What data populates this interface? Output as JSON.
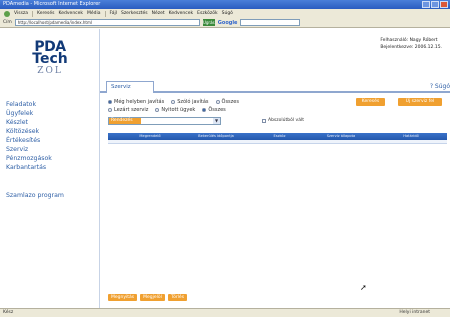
{
  "window": {
    "title": "PDAmedia - Microsoft Internet Explorer"
  },
  "menu": [
    "Vissza",
    "Keresés",
    "Kedvencek",
    "Média",
    "Fájl",
    "Szerkesztés",
    "Nézet",
    "Kedvencek",
    "Eszközök",
    "Súgó"
  ],
  "address": {
    "label": "Cím",
    "url": "http://localhost/pdamedia/index.html",
    "go": "Ugrás",
    "google": "Google"
  },
  "app": {
    "logo": {
      "line1": "PDA",
      "line2": "Tech",
      "line3": "ZOL"
    },
    "user": {
      "line1": "Felhasználó: Nagy Róbert",
      "line2": "Bejelentkezve: 2006.12.15."
    },
    "nav": [
      "Feladatok",
      "Ügyfelek",
      "Készlet",
      "Költözések",
      "Értékesítés",
      "Szerviz",
      "Pénzmozgások",
      "Karbantartás"
    ],
    "program": "Szamlazo program",
    "tab": "Szerviz",
    "help": "? Súgó",
    "filters": {
      "row1": [
        "Még helyben javítás",
        "Szóló javítás",
        "Összes"
      ],
      "row2": [
        "Lezárt szerviz",
        "Nyitott ügyek",
        "Összes"
      ]
    },
    "select_value": "Rendezés",
    "checkbox_label": "Abszolútból vált",
    "buttons": {
      "top1": "Keresés",
      "top2": "Új szerviz fel"
    },
    "columns": [
      "",
      "Megrendelő",
      "Bekerülés időpontja",
      "Eszköz",
      "Szerviz állapota",
      "Határidő"
    ],
    "bottom_buttons": [
      "Megnyitás",
      "Megjelöl",
      "Törlés"
    ]
  },
  "status": {
    "left": "Kész",
    "right": "Helyi intranet"
  }
}
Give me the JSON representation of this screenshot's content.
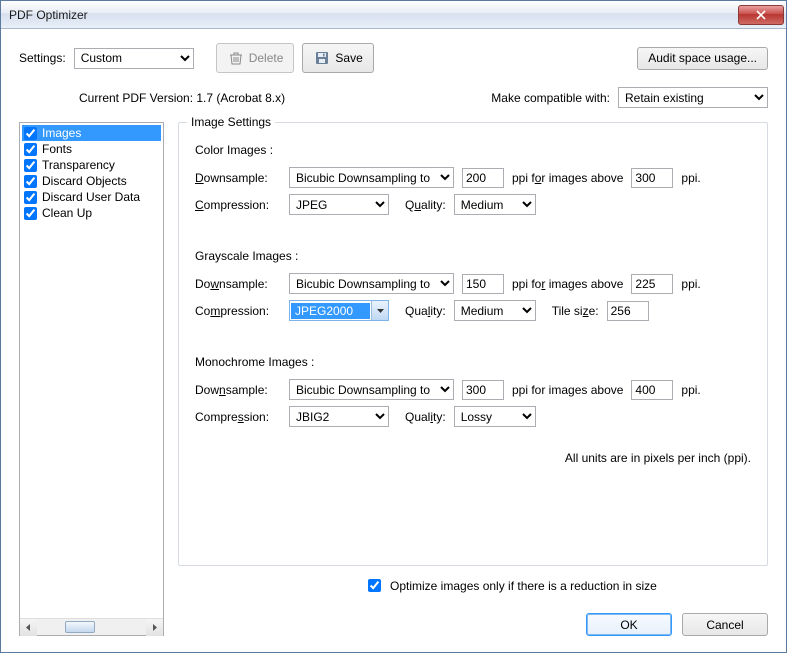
{
  "window": {
    "title": "PDF Optimizer"
  },
  "toolbar": {
    "settings_label": "Settings:",
    "settings_value": "Custom",
    "delete": "Delete",
    "save": "Save",
    "audit": "Audit space usage..."
  },
  "info": {
    "version": "Current PDF Version: 1.7 (Acrobat 8.x)",
    "compat_label": "Make compatible with:",
    "compat_value": "Retain existing"
  },
  "sidebar": {
    "items": [
      {
        "label": "Images",
        "checked": true,
        "selected": true
      },
      {
        "label": "Fonts",
        "checked": true,
        "selected": false
      },
      {
        "label": "Transparency",
        "checked": true,
        "selected": false
      },
      {
        "label": "Discard Objects",
        "checked": true,
        "selected": false
      },
      {
        "label": "Discard User Data",
        "checked": true,
        "selected": false
      },
      {
        "label": "Clean Up",
        "checked": true,
        "selected": false
      }
    ]
  },
  "panel": {
    "legend": "Image Settings",
    "color": {
      "title": "Color Images :",
      "downsample_label": "Downsample:",
      "downsample_method": "Bicubic Downsampling to",
      "ppi": "200",
      "above_label": "ppi for images above",
      "above": "300",
      "ppi_suffix": "ppi.",
      "compression_label": "Compression:",
      "compression": "JPEG",
      "quality_label": "Quality:",
      "quality": "Medium"
    },
    "gray": {
      "title": "Grayscale Images :",
      "downsample_label": "Downsample:",
      "downsample_method": "Bicubic Downsampling to",
      "ppi": "150",
      "above_label": "ppi for images above",
      "above": "225",
      "ppi_suffix": "ppi.",
      "compression_label": "Compression:",
      "compression": "JPEG2000",
      "quality_label": "Quality:",
      "quality": "Medium",
      "tile_label": "Tile size:",
      "tile": "256"
    },
    "mono": {
      "title": "Monochrome Images :",
      "downsample_label": "Downsample:",
      "downsample_method": "Bicubic Downsampling to",
      "ppi": "300",
      "above_label": "ppi for images above",
      "above": "400",
      "ppi_suffix": "ppi.",
      "compression_label": "Compression:",
      "compression": "JBIG2",
      "quality_label": "Quality:",
      "quality": "Lossy"
    },
    "note": "All units are in pixels per inch (ppi)."
  },
  "optimize": {
    "checked": true,
    "label": "Optimize images only if there is a reduction in size"
  },
  "footer": {
    "ok": "OK",
    "cancel": "Cancel"
  }
}
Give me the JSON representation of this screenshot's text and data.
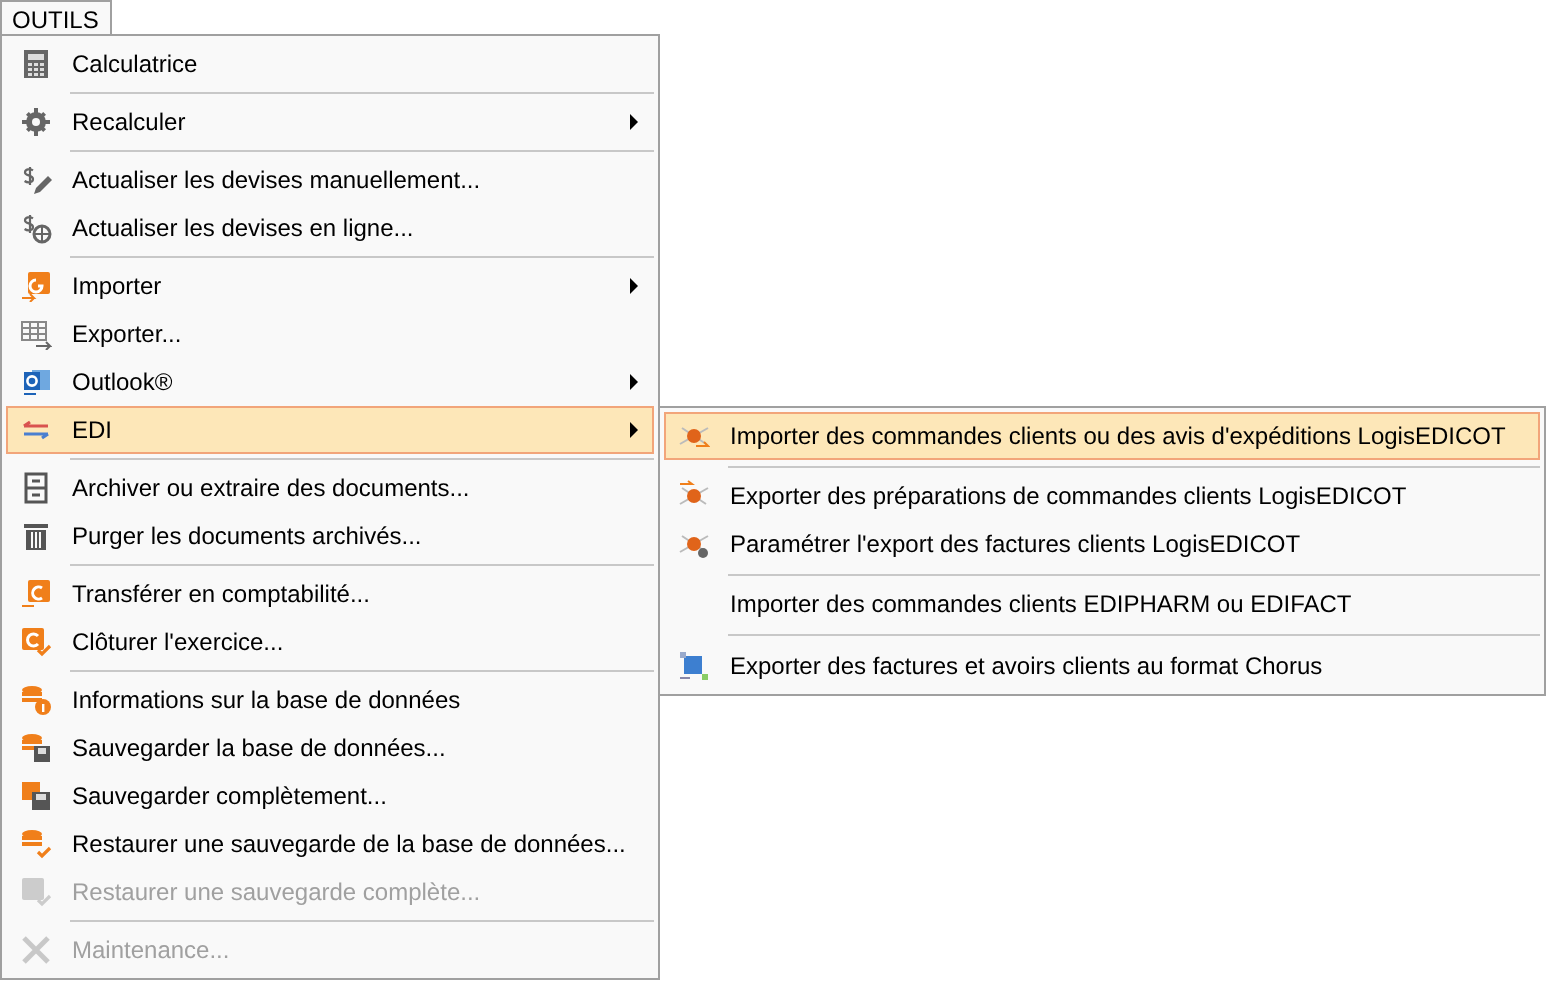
{
  "menu_bar": {
    "label": "OUTILS",
    "selected": true
  },
  "menu": [
    {
      "kind": "item",
      "label": "Calculatrice",
      "submenu": false,
      "disabled": false,
      "selected": false
    },
    {
      "kind": "separator"
    },
    {
      "kind": "item",
      "label": "Recalculer",
      "submenu": true,
      "disabled": false,
      "selected": false
    },
    {
      "kind": "separator"
    },
    {
      "kind": "item",
      "label": "Actualiser les devises manuellement...",
      "submenu": false,
      "disabled": false,
      "selected": false
    },
    {
      "kind": "item",
      "label": "Actualiser les devises en ligne...",
      "submenu": false,
      "disabled": false,
      "selected": false
    },
    {
      "kind": "separator"
    },
    {
      "kind": "item",
      "label": "Importer",
      "submenu": true,
      "disabled": false,
      "selected": false
    },
    {
      "kind": "item",
      "label": "Exporter...",
      "submenu": false,
      "disabled": false,
      "selected": false
    },
    {
      "kind": "item",
      "label": "Outlook®",
      "submenu": true,
      "disabled": false,
      "selected": false
    },
    {
      "kind": "item",
      "label": "EDI",
      "submenu": true,
      "disabled": false,
      "selected": true
    },
    {
      "kind": "separator"
    },
    {
      "kind": "item",
      "label": "Archiver ou extraire des documents...",
      "submenu": false,
      "disabled": false,
      "selected": false
    },
    {
      "kind": "item",
      "label": "Purger les documents archivés...",
      "submenu": false,
      "disabled": false,
      "selected": false
    },
    {
      "kind": "separator"
    },
    {
      "kind": "item",
      "label": "Transférer en comptabilité...",
      "submenu": false,
      "disabled": false,
      "selected": false
    },
    {
      "kind": "item",
      "label": "Clôturer l'exercice...",
      "submenu": false,
      "disabled": false,
      "selected": false
    },
    {
      "kind": "separator"
    },
    {
      "kind": "item",
      "label": "Informations sur la base de données",
      "submenu": false,
      "disabled": false,
      "selected": false
    },
    {
      "kind": "item",
      "label": "Sauvegarder la base de données...",
      "submenu": false,
      "disabled": false,
      "selected": false
    },
    {
      "kind": "item",
      "label": "Sauvegarder complètement...",
      "submenu": false,
      "disabled": false,
      "selected": false
    },
    {
      "kind": "item",
      "label": "Restaurer une sauvegarde de la base de données...",
      "submenu": false,
      "disabled": false,
      "selected": false
    },
    {
      "kind": "item",
      "label": "Restaurer une sauvegarde complète...",
      "submenu": false,
      "disabled": true,
      "selected": false
    },
    {
      "kind": "separator"
    },
    {
      "kind": "item",
      "label": "Maintenance...",
      "submenu": false,
      "disabled": true,
      "selected": false
    }
  ],
  "submenu": [
    {
      "kind": "item",
      "label": "Importer des commandes clients ou des avis d'expéditions LogisEDICOT",
      "selected": true
    },
    {
      "kind": "separator"
    },
    {
      "kind": "item",
      "label": "Exporter des préparations de commandes clients LogisEDICOT",
      "selected": false
    },
    {
      "kind": "item",
      "label": "Paramétrer l'export des factures clients LogisEDICOT",
      "selected": false
    },
    {
      "kind": "separator"
    },
    {
      "kind": "item",
      "label": "Importer des commandes clients EDIPHARM ou EDIFACT",
      "selected": false
    },
    {
      "kind": "separator"
    },
    {
      "kind": "item",
      "label": "Exporter des factures et avoirs clients au format Chorus",
      "selected": false
    }
  ]
}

Aim of the exercise:
Return nothing except the number of lines that include the string "Give".

Task answer:
2